Exercise prompt: Retype each of the records below exactly, leaving the pictures out.

Start of Supplied material

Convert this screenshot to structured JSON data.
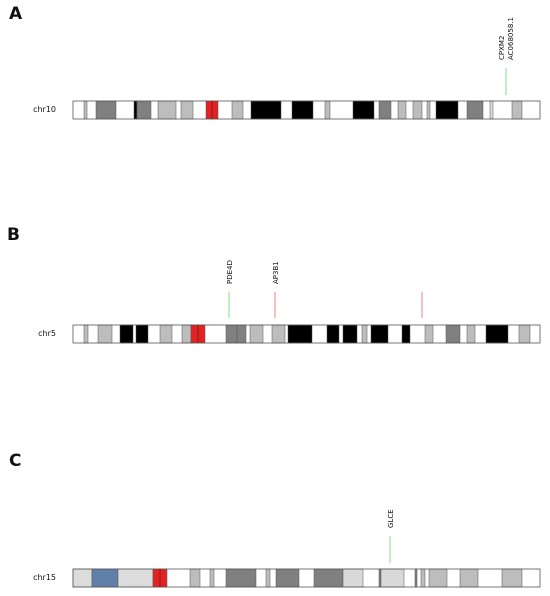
{
  "panels": [
    {
      "letter": "A",
      "chromosome": "chr10",
      "genes": [
        {
          "lines": [
            "CPXM2",
            "AC068058.1"
          ],
          "color": "#7fe07f"
        }
      ]
    },
    {
      "letter": "B",
      "chromosome": "chr5",
      "genes": [
        {
          "lines": [
            "PDE4D"
          ],
          "color": "#7fe07f"
        },
        {
          "lines": [
            "AP3B1"
          ],
          "color": "#f08080"
        },
        {
          "lines": [],
          "color": "#f08080"
        }
      ]
    },
    {
      "letter": "C",
      "chromosome": "chr15",
      "genes": [
        {
          "lines": [
            "GLCE"
          ],
          "color": "#7fe07f"
        }
      ]
    }
  ],
  "colors": {
    "gneg": "#ffffff",
    "gpos25": "#d9d9d9",
    "gpos50": "#bdbdbd",
    "gpos75": "#808080",
    "gpos100": "#000000",
    "acen": "#e32222",
    "gvar": "#6080a8",
    "stalk": "#dcdcdc",
    "outline": "#555555"
  }
}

End of Supplied material

Solution:
Convert this screenshot to structured JSON data.
{
  "panels": [
    {
      "letter": "A",
      "chromosome": "chr10",
      "genes": [
        {
          "lines": [
            "CPXM2",
            "AC068058.1"
          ],
          "color": "#7fe07f"
        }
      ]
    },
    {
      "letter": "B",
      "chromosome": "chr5",
      "genes": [
        {
          "lines": [
            "PDE4D"
          ],
          "color": "#7fe07f"
        },
        {
          "lines": [
            "AP3B1"
          ],
          "color": "#f08080"
        },
        {
          "lines": [],
          "color": "#f08080"
        }
      ]
    },
    {
      "letter": "C",
      "chromosome": "chr15",
      "genes": [
        {
          "lines": [
            "GLCE"
          ],
          "color": "#7fe07f"
        }
      ]
    }
  ],
  "colors": {
    "gneg": "#ffffff",
    "gpos25": "#d9d9d9",
    "gpos50": "#bdbdbd",
    "gpos75": "#808080",
    "gpos100": "#000000",
    "acen": "#e32222",
    "gvar": "#6080a8",
    "stalk": "#dcdcdc",
    "outline": "#555555"
  }
}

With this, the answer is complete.